GIVEN TASK: Edit the material below so that every instance of "Restrict NTLM" becomes "Limit NTLM", and leave all other text as it is.

[begin SUPPLIED RECORDS]

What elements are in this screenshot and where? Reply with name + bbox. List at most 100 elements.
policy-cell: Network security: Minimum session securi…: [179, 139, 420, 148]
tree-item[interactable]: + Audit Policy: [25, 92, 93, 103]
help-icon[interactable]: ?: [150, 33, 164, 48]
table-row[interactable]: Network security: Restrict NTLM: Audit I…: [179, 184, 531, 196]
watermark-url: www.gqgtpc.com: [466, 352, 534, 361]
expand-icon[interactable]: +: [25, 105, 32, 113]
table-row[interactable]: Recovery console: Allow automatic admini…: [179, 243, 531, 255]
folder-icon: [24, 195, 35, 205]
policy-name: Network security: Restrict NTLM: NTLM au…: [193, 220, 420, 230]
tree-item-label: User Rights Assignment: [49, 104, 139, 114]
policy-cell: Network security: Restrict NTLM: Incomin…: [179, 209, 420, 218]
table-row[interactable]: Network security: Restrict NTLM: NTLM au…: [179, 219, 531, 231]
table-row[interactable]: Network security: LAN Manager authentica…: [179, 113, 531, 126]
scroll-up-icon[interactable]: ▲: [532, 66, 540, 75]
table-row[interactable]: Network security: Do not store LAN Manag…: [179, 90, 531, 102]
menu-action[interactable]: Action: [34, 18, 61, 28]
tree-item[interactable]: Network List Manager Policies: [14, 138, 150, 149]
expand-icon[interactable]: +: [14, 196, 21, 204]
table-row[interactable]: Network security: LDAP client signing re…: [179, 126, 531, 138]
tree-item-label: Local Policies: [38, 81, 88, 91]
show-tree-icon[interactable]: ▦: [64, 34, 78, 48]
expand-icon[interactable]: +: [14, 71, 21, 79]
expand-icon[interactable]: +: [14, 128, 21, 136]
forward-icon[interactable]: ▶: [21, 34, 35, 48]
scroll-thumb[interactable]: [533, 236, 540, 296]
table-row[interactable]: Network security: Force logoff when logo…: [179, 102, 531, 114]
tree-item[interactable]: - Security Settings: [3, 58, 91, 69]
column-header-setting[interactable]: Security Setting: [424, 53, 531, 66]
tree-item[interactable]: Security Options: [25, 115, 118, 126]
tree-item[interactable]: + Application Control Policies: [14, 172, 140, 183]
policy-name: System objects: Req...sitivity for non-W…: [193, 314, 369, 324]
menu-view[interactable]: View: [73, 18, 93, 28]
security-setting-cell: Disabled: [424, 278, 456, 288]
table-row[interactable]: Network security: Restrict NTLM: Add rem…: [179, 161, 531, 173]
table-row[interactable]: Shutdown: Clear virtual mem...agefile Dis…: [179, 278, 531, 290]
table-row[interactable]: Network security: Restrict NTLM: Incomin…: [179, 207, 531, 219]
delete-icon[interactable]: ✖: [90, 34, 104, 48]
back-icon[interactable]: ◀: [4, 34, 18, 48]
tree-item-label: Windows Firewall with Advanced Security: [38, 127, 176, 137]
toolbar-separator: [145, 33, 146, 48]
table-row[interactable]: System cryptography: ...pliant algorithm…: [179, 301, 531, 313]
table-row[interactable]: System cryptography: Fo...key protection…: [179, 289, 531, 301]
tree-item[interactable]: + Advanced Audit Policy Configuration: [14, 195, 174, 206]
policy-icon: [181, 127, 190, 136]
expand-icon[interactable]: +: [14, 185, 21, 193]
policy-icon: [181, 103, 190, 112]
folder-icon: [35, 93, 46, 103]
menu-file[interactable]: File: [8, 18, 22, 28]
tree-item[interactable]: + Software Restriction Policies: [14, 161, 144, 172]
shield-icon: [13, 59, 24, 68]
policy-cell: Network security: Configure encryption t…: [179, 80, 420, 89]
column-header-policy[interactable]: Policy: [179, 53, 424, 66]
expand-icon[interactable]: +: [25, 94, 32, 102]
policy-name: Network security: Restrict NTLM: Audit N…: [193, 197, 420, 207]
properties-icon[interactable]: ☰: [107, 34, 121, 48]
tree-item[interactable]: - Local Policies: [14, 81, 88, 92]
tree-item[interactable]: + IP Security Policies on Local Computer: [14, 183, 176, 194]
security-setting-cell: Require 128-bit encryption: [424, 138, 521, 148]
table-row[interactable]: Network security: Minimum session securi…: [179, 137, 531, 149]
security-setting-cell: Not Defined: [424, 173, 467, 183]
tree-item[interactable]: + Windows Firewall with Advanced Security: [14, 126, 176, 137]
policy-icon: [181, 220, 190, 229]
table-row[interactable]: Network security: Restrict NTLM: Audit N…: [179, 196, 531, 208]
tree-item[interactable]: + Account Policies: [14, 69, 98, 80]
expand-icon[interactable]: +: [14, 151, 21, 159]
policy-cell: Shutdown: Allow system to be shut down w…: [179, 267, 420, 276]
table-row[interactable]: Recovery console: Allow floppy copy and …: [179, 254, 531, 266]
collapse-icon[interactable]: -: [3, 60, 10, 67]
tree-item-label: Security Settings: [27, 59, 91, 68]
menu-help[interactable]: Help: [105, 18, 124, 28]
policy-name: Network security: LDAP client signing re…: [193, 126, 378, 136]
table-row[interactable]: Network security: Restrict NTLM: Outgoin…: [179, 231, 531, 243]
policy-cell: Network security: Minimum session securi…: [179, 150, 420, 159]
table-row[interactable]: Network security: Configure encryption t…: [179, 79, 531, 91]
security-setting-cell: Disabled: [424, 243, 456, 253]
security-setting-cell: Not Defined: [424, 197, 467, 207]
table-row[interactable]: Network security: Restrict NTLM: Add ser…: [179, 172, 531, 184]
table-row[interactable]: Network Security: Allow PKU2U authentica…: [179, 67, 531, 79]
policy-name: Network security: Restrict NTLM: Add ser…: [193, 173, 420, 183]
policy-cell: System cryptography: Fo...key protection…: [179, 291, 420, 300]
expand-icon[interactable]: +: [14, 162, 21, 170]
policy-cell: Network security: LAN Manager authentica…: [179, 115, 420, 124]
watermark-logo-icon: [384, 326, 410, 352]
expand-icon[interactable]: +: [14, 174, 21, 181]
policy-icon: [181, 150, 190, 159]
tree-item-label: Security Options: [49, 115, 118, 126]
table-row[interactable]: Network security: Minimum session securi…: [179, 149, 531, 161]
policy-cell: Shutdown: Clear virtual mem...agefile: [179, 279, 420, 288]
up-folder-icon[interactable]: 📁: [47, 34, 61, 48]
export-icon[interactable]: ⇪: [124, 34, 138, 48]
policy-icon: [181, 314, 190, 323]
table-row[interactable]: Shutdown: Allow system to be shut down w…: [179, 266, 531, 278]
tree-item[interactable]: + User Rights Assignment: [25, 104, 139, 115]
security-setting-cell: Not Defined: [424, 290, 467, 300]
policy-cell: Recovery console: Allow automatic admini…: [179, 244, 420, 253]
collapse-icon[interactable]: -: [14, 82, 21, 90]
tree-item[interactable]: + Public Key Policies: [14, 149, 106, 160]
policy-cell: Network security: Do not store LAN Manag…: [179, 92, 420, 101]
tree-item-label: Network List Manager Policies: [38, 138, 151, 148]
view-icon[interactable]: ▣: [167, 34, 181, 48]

[end SUPPLIED RECORDS]

RESULT OF THE TASK:
What elements are in this screenshot and where? Reply with name + bbox. List at most 100 elements.
policy-cell: Network security: Minimum session securi…: [179, 139, 420, 148]
tree-item[interactable]: + Audit Policy: [25, 92, 93, 103]
help-icon[interactable]: ?: [150, 33, 164, 48]
table-row[interactable]: Network security: Limit NTLM: Audit I…: [179, 184, 531, 196]
watermark-url: www.gqgtpc.com: [466, 352, 534, 361]
expand-icon[interactable]: +: [25, 105, 32, 113]
table-row[interactable]: Recovery console: Allow automatic admini…: [179, 243, 531, 255]
folder-icon: [24, 195, 35, 205]
policy-name: Network security: Limit NTLM: NTLM au…: [193, 220, 420, 230]
tree-item-label: User Rights Assignment: [49, 104, 139, 114]
policy-cell: Network security: Limit NTLM: Incomin…: [179, 209, 420, 218]
table-row[interactable]: Network security: Limit NTLM: NTLM au…: [179, 219, 531, 231]
table-row[interactable]: Network security: LAN Manager authentica…: [179, 113, 531, 126]
scroll-up-icon[interactable]: ▲: [532, 66, 540, 75]
table-row[interactable]: Network security: Do not store LAN Manag…: [179, 90, 531, 102]
menu-action[interactable]: Action: [34, 18, 61, 28]
tree-item[interactable]: Network List Manager Policies: [14, 138, 150, 149]
expand-icon[interactable]: +: [14, 196, 21, 204]
table-row[interactable]: Network security: LDAP client signing re…: [179, 126, 531, 138]
tree-item-label: Local Policies: [38, 81, 88, 91]
show-tree-icon[interactable]: ▦: [64, 34, 78, 48]
expand-icon[interactable]: +: [14, 71, 21, 79]
expand-icon[interactable]: +: [14, 128, 21, 136]
forward-icon[interactable]: ▶: [21, 34, 35, 48]
scroll-thumb[interactable]: [533, 236, 540, 296]
table-row[interactable]: Network security: Force logoff when logo…: [179, 102, 531, 114]
tree-item[interactable]: - Security Settings: [3, 58, 91, 69]
column-header-setting[interactable]: Security Setting: [424, 53, 531, 66]
tree-item[interactable]: Security Options: [25, 115, 118, 126]
tree-item[interactable]: + Application Control Policies: [14, 172, 140, 183]
policy-name: System objects: Req...sitivity for non-W…: [193, 314, 369, 324]
menu-view[interactable]: View: [73, 18, 93, 28]
security-setting-cell: Disabled: [424, 278, 456, 288]
table-row[interactable]: Network security: Limit NTLM: Add rem…: [179, 161, 531, 173]
table-row[interactable]: Shutdown: Clear virtual mem...agefile Dis…: [179, 278, 531, 290]
table-row[interactable]: Network security: Limit NTLM: Incomin…: [179, 207, 531, 219]
delete-icon[interactable]: ✖: [90, 34, 104, 48]
back-icon[interactable]: ◀: [4, 34, 18, 48]
tree-item-label: Windows Firewall with Advanced Security: [38, 127, 176, 137]
toolbar-separator: [145, 33, 146, 48]
table-row[interactable]: System cryptography: ...pliant algorithm…: [179, 301, 531, 313]
table-row[interactable]: System cryptography: Fo...key protection…: [179, 289, 531, 301]
tree-item[interactable]: + Advanced Audit Policy Configuration: [14, 195, 174, 206]
policy-icon: [181, 127, 190, 136]
expand-icon[interactable]: +: [14, 185, 21, 193]
policy-icon: [181, 103, 190, 112]
folder-icon: [35, 93, 46, 103]
menu-file[interactable]: File: [8, 18, 22, 28]
tree-item[interactable]: + Software Restriction Policies: [14, 161, 144, 172]
shield-icon: [13, 59, 24, 68]
policy-cell: Network security: Configure encryption t…: [179, 80, 420, 89]
column-header-policy[interactable]: Policy: [179, 53, 424, 66]
expand-icon[interactable]: +: [25, 94, 32, 102]
policy-name: Network security: Limit NTLM: Audit N…: [193, 197, 420, 207]
properties-icon[interactable]: ☰: [107, 34, 121, 48]
tree-item[interactable]: - Local Policies: [14, 81, 88, 92]
tree-item[interactable]: + IP Security Policies on Local Computer: [14, 183, 176, 194]
security-setting-cell: Require 128-bit encryption: [424, 138, 521, 148]
table-row[interactable]: Network security: Minimum session securi…: [179, 137, 531, 149]
security-setting-cell: Not Defined: [424, 173, 467, 183]
tree-item[interactable]: + Windows Firewall with Advanced Security: [14, 126, 176, 137]
policy-icon: [181, 220, 190, 229]
table-row[interactable]: Network security: Limit NTLM: Audit N…: [179, 196, 531, 208]
tree-item[interactable]: + Account Policies: [14, 69, 98, 80]
expand-icon[interactable]: +: [14, 151, 21, 159]
policy-cell: Shutdown: Allow system to be shut down w…: [179, 267, 420, 276]
table-row[interactable]: Recovery console: Allow floppy copy and …: [179, 254, 531, 266]
collapse-icon[interactable]: -: [3, 60, 10, 67]
tree-item-label: Security Settings: [27, 59, 91, 68]
menu-help[interactable]: Help: [105, 18, 124, 28]
policy-name: Network security: LDAP client signing re…: [193, 126, 378, 136]
table-row[interactable]: Network security: Limit NTLM: Outgoin…: [179, 231, 531, 243]
policy-cell: Network security: Minimum session securi…: [179, 150, 420, 159]
table-row[interactable]: Network security: Configure encryption t…: [179, 79, 531, 91]
security-setting-cell: Disabled: [424, 243, 456, 253]
security-setting-cell: Not Defined: [424, 197, 467, 207]
table-row[interactable]: Network security: Limit NTLM: Add ser…: [179, 172, 531, 184]
table-row[interactable]: Network Security: Allow PKU2U authentica…: [179, 67, 531, 79]
policy-name: Network security: Limit NTLM: Add ser…: [193, 173, 420, 183]
policy-cell: System cryptography: Fo...key protection…: [179, 291, 420, 300]
expand-icon[interactable]: +: [14, 162, 21, 170]
policy-cell: Network security: LAN Manager authentica…: [179, 115, 420, 124]
watermark-logo-icon: [384, 326, 410, 352]
expand-icon[interactable]: +: [14, 174, 21, 181]
policy-icon: [181, 150, 190, 159]
tree-item-label: Security Options: [49, 115, 118, 126]
table-row[interactable]: Network security: Minimum session securi…: [179, 149, 531, 161]
policy-cell: Shutdown: Clear virtual mem...agefile: [179, 279, 420, 288]
up-folder-icon[interactable]: 📁: [47, 34, 61, 48]
export-icon[interactable]: ⇪: [124, 34, 138, 48]
policy-icon: [181, 314, 190, 323]
table-row[interactable]: Shutdown: Allow system to be shut down w…: [179, 266, 531, 278]
tree-item[interactable]: + User Rights Assignment: [25, 104, 139, 115]
security-setting-cell: Not Defined: [424, 290, 467, 300]
policy-cell: Recovery console: Allow automatic admini…: [179, 244, 420, 253]
collapse-icon[interactable]: -: [14, 82, 21, 90]
tree-item[interactable]: + Public Key Policies: [14, 149, 106, 160]
policy-cell: Network security: Do not store LAN Manag…: [179, 92, 420, 101]
tree-item-label: Network List Manager Policies: [38, 138, 151, 148]
view-icon[interactable]: ▣: [167, 34, 181, 48]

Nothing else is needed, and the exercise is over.